Information given:
• • • •

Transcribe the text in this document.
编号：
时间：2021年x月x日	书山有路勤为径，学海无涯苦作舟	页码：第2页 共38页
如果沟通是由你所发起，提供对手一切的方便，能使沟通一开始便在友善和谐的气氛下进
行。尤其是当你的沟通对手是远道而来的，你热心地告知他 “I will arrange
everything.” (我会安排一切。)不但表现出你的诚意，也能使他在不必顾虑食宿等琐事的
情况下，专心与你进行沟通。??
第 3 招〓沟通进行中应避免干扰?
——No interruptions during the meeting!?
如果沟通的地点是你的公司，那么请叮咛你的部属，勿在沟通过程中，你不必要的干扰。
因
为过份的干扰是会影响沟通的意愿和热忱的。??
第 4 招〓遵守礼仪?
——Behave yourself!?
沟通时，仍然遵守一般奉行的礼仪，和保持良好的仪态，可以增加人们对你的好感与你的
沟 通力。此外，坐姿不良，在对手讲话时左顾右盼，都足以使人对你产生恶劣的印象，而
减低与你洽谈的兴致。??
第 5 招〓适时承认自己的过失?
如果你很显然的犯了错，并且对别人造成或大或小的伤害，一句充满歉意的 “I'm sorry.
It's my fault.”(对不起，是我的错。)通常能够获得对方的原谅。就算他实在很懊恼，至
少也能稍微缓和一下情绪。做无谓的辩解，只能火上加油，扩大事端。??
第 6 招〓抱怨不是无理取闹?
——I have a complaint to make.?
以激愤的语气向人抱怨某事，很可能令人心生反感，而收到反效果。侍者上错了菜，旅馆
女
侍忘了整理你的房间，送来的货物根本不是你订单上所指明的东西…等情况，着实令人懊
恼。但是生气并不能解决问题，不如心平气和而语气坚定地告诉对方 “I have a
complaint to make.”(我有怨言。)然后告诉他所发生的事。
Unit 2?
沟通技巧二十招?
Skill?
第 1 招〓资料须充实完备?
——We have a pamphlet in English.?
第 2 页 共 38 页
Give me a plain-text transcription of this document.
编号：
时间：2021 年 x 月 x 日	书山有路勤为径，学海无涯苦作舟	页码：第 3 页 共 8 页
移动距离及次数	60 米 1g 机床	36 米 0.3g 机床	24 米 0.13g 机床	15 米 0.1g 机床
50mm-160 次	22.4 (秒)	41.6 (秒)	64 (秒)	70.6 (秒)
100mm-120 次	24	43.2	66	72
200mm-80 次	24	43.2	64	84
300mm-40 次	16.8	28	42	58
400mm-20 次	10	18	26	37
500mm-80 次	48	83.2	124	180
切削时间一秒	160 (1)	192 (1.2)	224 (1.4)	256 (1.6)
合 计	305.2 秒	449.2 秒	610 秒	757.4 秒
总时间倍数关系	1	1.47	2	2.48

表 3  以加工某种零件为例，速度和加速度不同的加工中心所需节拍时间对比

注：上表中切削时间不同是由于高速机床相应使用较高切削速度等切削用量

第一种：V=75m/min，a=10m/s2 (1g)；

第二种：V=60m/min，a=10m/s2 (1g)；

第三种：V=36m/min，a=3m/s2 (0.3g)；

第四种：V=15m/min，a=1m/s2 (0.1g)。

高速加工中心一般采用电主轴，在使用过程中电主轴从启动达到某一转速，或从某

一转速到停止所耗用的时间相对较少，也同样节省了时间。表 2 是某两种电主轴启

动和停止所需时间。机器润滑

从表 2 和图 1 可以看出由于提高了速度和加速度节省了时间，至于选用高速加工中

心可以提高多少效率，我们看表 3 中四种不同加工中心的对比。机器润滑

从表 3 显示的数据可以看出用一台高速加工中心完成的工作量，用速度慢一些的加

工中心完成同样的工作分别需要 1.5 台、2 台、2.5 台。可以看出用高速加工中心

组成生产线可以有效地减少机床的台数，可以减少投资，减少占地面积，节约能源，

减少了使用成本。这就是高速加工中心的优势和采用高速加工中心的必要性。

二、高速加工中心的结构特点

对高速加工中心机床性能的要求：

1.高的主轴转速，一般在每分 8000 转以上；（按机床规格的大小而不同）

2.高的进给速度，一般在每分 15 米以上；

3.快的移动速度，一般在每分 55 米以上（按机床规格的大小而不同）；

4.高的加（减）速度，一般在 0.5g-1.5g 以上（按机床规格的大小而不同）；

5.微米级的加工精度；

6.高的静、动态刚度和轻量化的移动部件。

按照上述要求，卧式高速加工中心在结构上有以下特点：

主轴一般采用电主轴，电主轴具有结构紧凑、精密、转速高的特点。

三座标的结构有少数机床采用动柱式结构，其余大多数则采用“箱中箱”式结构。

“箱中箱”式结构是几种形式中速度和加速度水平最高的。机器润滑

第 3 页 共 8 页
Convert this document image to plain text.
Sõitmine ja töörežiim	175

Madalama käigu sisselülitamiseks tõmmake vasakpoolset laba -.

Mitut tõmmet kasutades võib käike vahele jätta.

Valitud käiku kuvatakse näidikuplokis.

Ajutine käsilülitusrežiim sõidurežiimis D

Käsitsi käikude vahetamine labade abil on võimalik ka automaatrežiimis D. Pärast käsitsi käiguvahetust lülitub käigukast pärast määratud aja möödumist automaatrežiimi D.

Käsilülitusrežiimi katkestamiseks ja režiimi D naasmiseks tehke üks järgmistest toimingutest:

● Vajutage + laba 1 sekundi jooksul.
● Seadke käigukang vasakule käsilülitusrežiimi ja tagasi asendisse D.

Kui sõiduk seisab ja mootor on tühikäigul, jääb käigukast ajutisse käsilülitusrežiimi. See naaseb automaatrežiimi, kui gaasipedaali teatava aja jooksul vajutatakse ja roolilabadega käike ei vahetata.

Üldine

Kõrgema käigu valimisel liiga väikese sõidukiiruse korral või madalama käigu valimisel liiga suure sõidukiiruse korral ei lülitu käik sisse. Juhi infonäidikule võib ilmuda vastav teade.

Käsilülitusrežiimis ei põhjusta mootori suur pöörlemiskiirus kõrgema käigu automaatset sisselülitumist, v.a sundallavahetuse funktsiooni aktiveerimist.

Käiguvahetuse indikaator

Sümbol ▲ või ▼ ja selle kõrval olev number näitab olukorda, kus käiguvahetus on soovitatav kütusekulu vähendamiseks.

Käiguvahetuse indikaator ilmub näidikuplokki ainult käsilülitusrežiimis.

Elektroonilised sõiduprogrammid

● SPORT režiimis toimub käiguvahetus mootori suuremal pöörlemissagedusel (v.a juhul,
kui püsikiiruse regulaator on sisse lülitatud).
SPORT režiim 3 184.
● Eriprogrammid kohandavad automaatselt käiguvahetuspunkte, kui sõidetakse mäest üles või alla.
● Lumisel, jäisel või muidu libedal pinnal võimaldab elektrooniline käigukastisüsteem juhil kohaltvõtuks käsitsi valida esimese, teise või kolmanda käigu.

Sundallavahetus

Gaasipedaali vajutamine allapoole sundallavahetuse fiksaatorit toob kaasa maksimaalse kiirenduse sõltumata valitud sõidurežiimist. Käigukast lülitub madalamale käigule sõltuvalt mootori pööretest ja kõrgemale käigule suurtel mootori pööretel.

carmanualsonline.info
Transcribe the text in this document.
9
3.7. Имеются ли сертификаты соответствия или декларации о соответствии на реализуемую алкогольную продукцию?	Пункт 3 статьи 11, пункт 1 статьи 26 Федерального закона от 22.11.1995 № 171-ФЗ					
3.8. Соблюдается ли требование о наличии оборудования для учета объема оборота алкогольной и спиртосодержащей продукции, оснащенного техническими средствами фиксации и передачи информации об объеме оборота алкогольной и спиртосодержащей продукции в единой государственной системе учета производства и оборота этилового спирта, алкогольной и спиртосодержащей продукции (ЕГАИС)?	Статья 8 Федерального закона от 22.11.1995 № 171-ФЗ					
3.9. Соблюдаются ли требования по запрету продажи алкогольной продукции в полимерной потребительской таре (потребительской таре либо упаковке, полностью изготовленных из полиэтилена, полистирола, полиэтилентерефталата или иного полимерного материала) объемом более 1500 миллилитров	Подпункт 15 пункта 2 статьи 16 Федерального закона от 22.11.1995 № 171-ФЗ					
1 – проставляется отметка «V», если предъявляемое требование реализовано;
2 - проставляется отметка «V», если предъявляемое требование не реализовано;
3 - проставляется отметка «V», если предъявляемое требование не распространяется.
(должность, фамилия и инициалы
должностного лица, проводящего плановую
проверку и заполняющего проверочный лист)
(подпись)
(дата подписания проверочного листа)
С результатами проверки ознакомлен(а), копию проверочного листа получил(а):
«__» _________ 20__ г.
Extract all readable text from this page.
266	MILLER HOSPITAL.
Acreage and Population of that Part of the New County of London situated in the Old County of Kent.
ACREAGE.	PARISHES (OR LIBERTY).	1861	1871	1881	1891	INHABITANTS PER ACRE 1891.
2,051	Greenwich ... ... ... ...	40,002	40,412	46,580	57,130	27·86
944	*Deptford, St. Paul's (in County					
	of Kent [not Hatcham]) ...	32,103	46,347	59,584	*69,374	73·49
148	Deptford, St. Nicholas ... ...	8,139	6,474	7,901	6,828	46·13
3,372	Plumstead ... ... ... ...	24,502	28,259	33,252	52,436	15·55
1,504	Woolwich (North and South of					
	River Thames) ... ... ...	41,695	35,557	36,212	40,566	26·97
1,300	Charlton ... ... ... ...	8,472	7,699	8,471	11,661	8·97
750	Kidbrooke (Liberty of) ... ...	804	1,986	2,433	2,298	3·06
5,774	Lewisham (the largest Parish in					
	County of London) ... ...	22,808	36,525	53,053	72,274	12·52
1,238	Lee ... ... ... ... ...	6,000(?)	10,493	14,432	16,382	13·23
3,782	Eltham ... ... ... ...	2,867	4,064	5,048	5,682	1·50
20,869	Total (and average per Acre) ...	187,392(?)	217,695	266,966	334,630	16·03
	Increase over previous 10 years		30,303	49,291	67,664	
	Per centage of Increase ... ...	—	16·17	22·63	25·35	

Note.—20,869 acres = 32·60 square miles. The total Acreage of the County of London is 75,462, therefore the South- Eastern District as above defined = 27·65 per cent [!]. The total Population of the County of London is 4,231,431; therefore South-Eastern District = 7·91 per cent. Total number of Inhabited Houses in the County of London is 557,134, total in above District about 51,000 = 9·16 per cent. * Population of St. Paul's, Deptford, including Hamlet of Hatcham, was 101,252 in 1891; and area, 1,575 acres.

• • • •

Task brief: Check every line in the material above for the string "предъявляемое", then give only the number of lines that have it.

Exercise solution: 3